▶ **Goal**
In your copy, leave out the pictures and repeat the entries below exactly.

[BEGIN Raw data]

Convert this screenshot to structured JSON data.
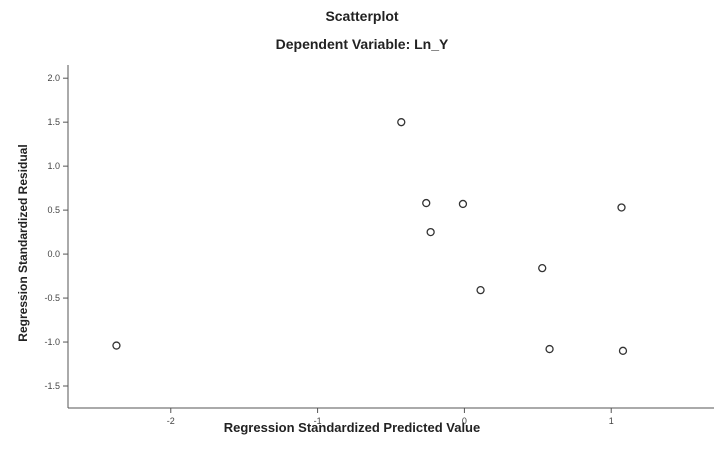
{
  "chart_data": {
    "type": "scatter",
    "title": "Scatterplot",
    "subtitle": "Dependent Variable: Ln_Y",
    "xlabel": "Regression Standardized Predicted Value",
    "ylabel": "Regression Standardized Residual",
    "xlim": [
      -2.7,
      1.7
    ],
    "ylim": [
      -1.75,
      2.15
    ],
    "xticks": [
      -2,
      -1,
      0,
      1
    ],
    "xtick_labels": [
      "-2",
      "-1",
      "0",
      "1"
    ],
    "yticks": [
      -1.5,
      -1.0,
      -0.5,
      0.0,
      0.5,
      1.0,
      1.5,
      2.0
    ],
    "ytick_labels": [
      "-1.5",
      "-1.0",
      "-0.5",
      "0.0",
      "0.5",
      "1.0",
      "1.5",
      "2.0"
    ],
    "grid": false,
    "marker": "open-circle",
    "points": [
      {
        "x": -2.37,
        "y": -1.04
      },
      {
        "x": -0.43,
        "y": 1.5
      },
      {
        "x": -0.26,
        "y": 0.58
      },
      {
        "x": -0.23,
        "y": 0.25
      },
      {
        "x": -0.01,
        "y": 0.57
      },
      {
        "x": 0.11,
        "y": -0.41
      },
      {
        "x": 0.53,
        "y": -0.16
      },
      {
        "x": 0.58,
        "y": -1.08
      },
      {
        "x": 1.07,
        "y": 0.53
      },
      {
        "x": 1.08,
        "y": -1.1
      }
    ]
  }
}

[END Raw data]

▶ **Solution below**
Convert this screenshot to structured JSON data.
{
  "chart_data": {
    "type": "scatter",
    "title": "Scatterplot",
    "subtitle": "Dependent Variable: Ln_Y",
    "xlabel": "Regression Standardized Predicted Value",
    "ylabel": "Regression Standardized Residual",
    "xlim": [
      -2.7,
      1.7
    ],
    "ylim": [
      -1.75,
      2.15
    ],
    "xticks": [
      -2,
      -1,
      0,
      1
    ],
    "xtick_labels": [
      "-2",
      "-1",
      "0",
      "1"
    ],
    "yticks": [
      -1.5,
      -1.0,
      -0.5,
      0.0,
      0.5,
      1.0,
      1.5,
      2.0
    ],
    "ytick_labels": [
      "-1.5",
      "-1.0",
      "-0.5",
      "0.0",
      "0.5",
      "1.0",
      "1.5",
      "2.0"
    ],
    "grid": false,
    "marker": "open-circle",
    "points": [
      {
        "x": -2.37,
        "y": -1.04
      },
      {
        "x": -0.43,
        "y": 1.5
      },
      {
        "x": -0.26,
        "y": 0.58
      },
      {
        "x": -0.23,
        "y": 0.25
      },
      {
        "x": -0.01,
        "y": 0.57
      },
      {
        "x": 0.11,
        "y": -0.41
      },
      {
        "x": 0.53,
        "y": -0.16
      },
      {
        "x": 0.58,
        "y": -1.08
      },
      {
        "x": 1.07,
        "y": 0.53
      },
      {
        "x": 1.08,
        "y": -1.1
      }
    ]
  }
}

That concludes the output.